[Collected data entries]
┄┄┄┄┄┄

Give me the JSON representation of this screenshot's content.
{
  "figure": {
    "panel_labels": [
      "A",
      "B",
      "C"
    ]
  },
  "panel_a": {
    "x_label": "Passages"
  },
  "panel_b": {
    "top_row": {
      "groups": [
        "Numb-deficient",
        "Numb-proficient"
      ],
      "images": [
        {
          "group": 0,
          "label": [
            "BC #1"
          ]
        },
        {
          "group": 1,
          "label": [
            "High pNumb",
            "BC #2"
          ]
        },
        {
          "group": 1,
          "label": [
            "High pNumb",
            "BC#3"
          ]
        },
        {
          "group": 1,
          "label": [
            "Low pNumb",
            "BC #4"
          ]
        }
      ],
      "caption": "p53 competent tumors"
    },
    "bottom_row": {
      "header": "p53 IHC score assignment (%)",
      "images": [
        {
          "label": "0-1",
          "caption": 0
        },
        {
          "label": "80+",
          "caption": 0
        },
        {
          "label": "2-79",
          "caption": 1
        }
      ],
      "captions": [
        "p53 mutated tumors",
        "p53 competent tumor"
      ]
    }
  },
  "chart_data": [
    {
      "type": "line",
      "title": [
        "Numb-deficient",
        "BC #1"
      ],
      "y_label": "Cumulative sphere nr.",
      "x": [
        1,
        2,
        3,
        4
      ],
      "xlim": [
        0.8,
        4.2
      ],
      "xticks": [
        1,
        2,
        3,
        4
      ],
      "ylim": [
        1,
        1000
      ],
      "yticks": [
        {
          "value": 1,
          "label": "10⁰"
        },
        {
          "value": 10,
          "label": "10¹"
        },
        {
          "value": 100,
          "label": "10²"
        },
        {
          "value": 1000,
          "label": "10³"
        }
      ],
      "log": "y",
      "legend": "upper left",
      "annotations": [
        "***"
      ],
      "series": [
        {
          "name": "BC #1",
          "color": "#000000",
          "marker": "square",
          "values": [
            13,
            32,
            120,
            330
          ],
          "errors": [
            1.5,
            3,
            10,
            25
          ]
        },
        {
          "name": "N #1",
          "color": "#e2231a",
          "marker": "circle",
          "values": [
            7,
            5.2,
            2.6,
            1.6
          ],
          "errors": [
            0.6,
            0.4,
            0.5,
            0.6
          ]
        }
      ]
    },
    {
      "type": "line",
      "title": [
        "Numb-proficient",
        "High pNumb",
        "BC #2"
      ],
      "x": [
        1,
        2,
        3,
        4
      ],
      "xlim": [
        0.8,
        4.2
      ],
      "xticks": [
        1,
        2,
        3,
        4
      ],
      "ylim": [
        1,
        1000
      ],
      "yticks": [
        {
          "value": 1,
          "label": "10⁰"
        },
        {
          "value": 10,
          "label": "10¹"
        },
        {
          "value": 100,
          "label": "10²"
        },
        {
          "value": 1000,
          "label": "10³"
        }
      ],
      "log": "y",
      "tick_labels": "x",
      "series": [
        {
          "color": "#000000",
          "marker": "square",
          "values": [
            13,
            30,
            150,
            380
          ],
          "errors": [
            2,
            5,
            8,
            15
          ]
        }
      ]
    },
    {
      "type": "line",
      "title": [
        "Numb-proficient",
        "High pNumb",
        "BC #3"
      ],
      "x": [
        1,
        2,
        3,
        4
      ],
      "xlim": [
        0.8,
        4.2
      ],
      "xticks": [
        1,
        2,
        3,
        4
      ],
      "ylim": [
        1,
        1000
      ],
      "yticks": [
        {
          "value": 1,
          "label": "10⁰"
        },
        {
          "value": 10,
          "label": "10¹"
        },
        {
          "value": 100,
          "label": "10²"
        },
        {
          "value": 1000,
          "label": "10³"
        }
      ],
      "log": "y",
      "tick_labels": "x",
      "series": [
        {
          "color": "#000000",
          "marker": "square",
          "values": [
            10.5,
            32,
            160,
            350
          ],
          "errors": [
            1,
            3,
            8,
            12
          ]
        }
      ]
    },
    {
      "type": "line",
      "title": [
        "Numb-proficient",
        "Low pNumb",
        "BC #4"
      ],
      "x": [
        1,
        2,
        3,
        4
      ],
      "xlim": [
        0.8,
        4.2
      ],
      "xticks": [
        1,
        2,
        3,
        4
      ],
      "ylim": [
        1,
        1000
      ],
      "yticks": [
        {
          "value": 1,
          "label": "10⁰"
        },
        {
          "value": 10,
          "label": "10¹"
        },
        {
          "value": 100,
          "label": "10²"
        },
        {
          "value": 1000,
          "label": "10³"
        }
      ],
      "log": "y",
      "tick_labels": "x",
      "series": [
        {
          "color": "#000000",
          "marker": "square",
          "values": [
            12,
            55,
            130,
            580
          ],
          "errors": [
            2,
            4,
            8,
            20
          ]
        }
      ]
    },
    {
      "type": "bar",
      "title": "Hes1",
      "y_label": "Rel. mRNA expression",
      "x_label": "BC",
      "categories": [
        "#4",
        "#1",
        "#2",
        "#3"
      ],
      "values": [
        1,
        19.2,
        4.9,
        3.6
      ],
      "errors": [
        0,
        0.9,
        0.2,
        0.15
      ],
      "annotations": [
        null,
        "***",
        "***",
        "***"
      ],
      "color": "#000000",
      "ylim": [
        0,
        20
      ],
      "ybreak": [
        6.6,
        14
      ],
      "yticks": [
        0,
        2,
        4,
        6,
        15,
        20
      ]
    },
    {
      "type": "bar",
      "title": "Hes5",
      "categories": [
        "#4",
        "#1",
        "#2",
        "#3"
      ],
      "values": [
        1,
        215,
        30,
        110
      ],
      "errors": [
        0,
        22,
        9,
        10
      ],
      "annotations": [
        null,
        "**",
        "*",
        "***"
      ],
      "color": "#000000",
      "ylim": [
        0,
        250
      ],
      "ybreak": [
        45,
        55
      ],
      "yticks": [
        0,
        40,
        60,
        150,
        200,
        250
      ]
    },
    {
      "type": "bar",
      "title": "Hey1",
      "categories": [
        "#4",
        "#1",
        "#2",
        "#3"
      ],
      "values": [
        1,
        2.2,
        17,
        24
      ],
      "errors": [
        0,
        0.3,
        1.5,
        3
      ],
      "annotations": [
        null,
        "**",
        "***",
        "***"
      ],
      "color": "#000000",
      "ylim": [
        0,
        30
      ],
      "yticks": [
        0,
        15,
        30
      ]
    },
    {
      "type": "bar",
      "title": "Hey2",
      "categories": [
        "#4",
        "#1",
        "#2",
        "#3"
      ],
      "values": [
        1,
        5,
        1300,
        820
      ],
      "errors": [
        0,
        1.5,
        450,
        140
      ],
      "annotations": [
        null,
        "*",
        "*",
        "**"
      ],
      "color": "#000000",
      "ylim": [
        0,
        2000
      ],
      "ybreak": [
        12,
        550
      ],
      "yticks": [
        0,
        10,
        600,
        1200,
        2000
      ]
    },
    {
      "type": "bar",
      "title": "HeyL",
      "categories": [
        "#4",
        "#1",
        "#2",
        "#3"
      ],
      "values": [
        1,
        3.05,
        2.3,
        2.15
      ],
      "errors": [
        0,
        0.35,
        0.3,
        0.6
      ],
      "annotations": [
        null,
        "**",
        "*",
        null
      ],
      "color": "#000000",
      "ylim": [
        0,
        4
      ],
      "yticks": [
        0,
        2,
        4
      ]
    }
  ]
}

┄┄┄┄┄┄

[Directions for this task] Would you please give the data above again, exactly as it appears?

[Reply to the task]
Give me the JSON representation of this screenshot's content.
{
  "figure": {
    "panel_labels": [
      "A",
      "B",
      "C"
    ]
  },
  "panel_a": {
    "x_label": "Passages"
  },
  "panel_b": {
    "top_row": {
      "groups": [
        "Numb-deficient",
        "Numb-proficient"
      ],
      "images": [
        {
          "group": 0,
          "label": [
            "BC #1"
          ]
        },
        {
          "group": 1,
          "label": [
            "High pNumb",
            "BC #2"
          ]
        },
        {
          "group": 1,
          "label": [
            "High pNumb",
            "BC#3"
          ]
        },
        {
          "group": 1,
          "label": [
            "Low pNumb",
            "BC #4"
          ]
        }
      ],
      "caption": "p53 competent tumors"
    },
    "bottom_row": {
      "header": "p53 IHC score assignment (%)",
      "images": [
        {
          "label": "0-1",
          "caption": 0
        },
        {
          "label": "80+",
          "caption": 0
        },
        {
          "label": "2-79",
          "caption": 1
        }
      ],
      "captions": [
        "p53 mutated tumors",
        "p53 competent tumor"
      ]
    }
  },
  "chart_data": [
    {
      "type": "line",
      "title": [
        "Numb-deficient",
        "BC #1"
      ],
      "y_label": "Cumulative sphere nr.",
      "x": [
        1,
        2,
        3,
        4
      ],
      "xlim": [
        0.8,
        4.2
      ],
      "xticks": [
        1,
        2,
        3,
        4
      ],
      "ylim": [
        1,
        1000
      ],
      "yticks": [
        {
          "value": 1,
          "label": "10⁰"
        },
        {
          "value": 10,
          "label": "10¹"
        },
        {
          "value": 100,
          "label": "10²"
        },
        {
          "value": 1000,
          "label": "10³"
        }
      ],
      "log": "y",
      "legend": "upper left",
      "annotations": [
        "***"
      ],
      "series": [
        {
          "name": "BC #1",
          "color": "#000000",
          "marker": "square",
          "values": [
            13,
            32,
            120,
            330
          ],
          "errors": [
            1.5,
            3,
            10,
            25
          ]
        },
        {
          "name": "N #1",
          "color": "#e2231a",
          "marker": "circle",
          "values": [
            7,
            5.2,
            2.6,
            1.6
          ],
          "errors": [
            0.6,
            0.4,
            0.5,
            0.6
          ]
        }
      ]
    },
    {
      "type": "line",
      "title": [
        "Numb-proficient",
        "High pNumb",
        "BC #2"
      ],
      "x": [
        1,
        2,
        3,
        4
      ],
      "xlim": [
        0.8,
        4.2
      ],
      "xticks": [
        1,
        2,
        3,
        4
      ],
      "ylim": [
        1,
        1000
      ],
      "yticks": [
        {
          "value": 1,
          "label": "10⁰"
        },
        {
          "value": 10,
          "label": "10¹"
        },
        {
          "value": 100,
          "label": "10²"
        },
        {
          "value": 1000,
          "label": "10³"
        }
      ],
      "log": "y",
      "tick_labels": "x",
      "series": [
        {
          "color": "#000000",
          "marker": "square",
          "values": [
            13,
            30,
            150,
            380
          ],
          "errors": [
            2,
            5,
            8,
            15
          ]
        }
      ]
    },
    {
      "type": "line",
      "title": [
        "Numb-proficient",
        "High pNumb",
        "BC #3"
      ],
      "x": [
        1,
        2,
        3,
        4
      ],
      "xlim": [
        0.8,
        4.2
      ],
      "xticks": [
        1,
        2,
        3,
        4
      ],
      "ylim": [
        1,
        1000
      ],
      "yticks": [
        {
          "value": 1,
          "label": "10⁰"
        },
        {
          "value": 10,
          "label": "10¹"
        },
        {
          "value": 100,
          "label": "10²"
        },
        {
          "value": 1000,
          "label": "10³"
        }
      ],
      "log": "y",
      "tick_labels": "x",
      "series": [
        {
          "color": "#000000",
          "marker": "square",
          "values": [
            10.5,
            32,
            160,
            350
          ],
          "errors": [
            1,
            3,
            8,
            12
          ]
        }
      ]
    },
    {
      "type": "line",
      "title": [
        "Numb-proficient",
        "Low pNumb",
        "BC #4"
      ],
      "x": [
        1,
        2,
        3,
        4
      ],
      "xlim": [
        0.8,
        4.2
      ],
      "xticks": [
        1,
        2,
        3,
        4
      ],
      "ylim": [
        1,
        1000
      ],
      "yticks": [
        {
          "value": 1,
          "label": "10⁰"
        },
        {
          "value": 10,
          "label": "10¹"
        },
        {
          "value": 100,
          "label": "10²"
        },
        {
          "value": 1000,
          "label": "10³"
        }
      ],
      "log": "y",
      "tick_labels": "x",
      "series": [
        {
          "color": "#000000",
          "marker": "square",
          "values": [
            12,
            55,
            130,
            580
          ],
          "errors": [
            2,
            4,
            8,
            20
          ]
        }
      ]
    },
    {
      "type": "bar",
      "title": "Hes1",
      "y_label": "Rel. mRNA expression",
      "x_label": "BC",
      "categories": [
        "#4",
        "#1",
        "#2",
        "#3"
      ],
      "values": [
        1,
        19.2,
        4.9,
        3.6
      ],
      "errors": [
        0,
        0.9,
        0.2,
        0.15
      ],
      "annotations": [
        null,
        "***",
        "***",
        "***"
      ],
      "color": "#000000",
      "ylim": [
        0,
        20
      ],
      "ybreak": [
        6.6,
        14
      ],
      "yticks": [
        0,
        2,
        4,
        6,
        15,
        20
      ]
    },
    {
      "type": "bar",
      "title": "Hes5",
      "categories": [
        "#4",
        "#1",
        "#2",
        "#3"
      ],
      "values": [
        1,
        215,
        30,
        110
      ],
      "errors": [
        0,
        22,
        9,
        10
      ],
      "annotations": [
        null,
        "**",
        "*",
        "***"
      ],
      "color": "#000000",
      "ylim": [
        0,
        250
      ],
      "ybreak": [
        45,
        55
      ],
      "yticks": [
        0,
        40,
        60,
        150,
        200,
        250
      ]
    },
    {
      "type": "bar",
      "title": "Hey1",
      "categories": [
        "#4",
        "#1",
        "#2",
        "#3"
      ],
      "values": [
        1,
        2.2,
        17,
        24
      ],
      "errors": [
        0,
        0.3,
        1.5,
        3
      ],
      "annotations": [
        null,
        "**",
        "***",
        "***"
      ],
      "color": "#000000",
      "ylim": [
        0,
        30
      ],
      "yticks": [
        0,
        15,
        30
      ]
    },
    {
      "type": "bar",
      "title": "Hey2",
      "categories": [
        "#4",
        "#1",
        "#2",
        "#3"
      ],
      "values": [
        1,
        5,
        1300,
        820
      ],
      "errors": [
        0,
        1.5,
        450,
        140
      ],
      "annotations": [
        null,
        "*",
        "*",
        "**"
      ],
      "color": "#000000",
      "ylim": [
        0,
        2000
      ],
      "ybreak": [
        12,
        550
      ],
      "yticks": [
        0,
        10,
        600,
        1200,
        2000
      ]
    },
    {
      "type": "bar",
      "title": "HeyL",
      "categories": [
        "#4",
        "#1",
        "#2",
        "#3"
      ],
      "values": [
        1,
        3.05,
        2.3,
        2.15
      ],
      "errors": [
        0,
        0.35,
        0.3,
        0.6
      ],
      "annotations": [
        null,
        "**",
        "*",
        null
      ],
      "color": "#000000",
      "ylim": [
        0,
        4
      ],
      "yticks": [
        0,
        2,
        4
      ]
    }
  ]
}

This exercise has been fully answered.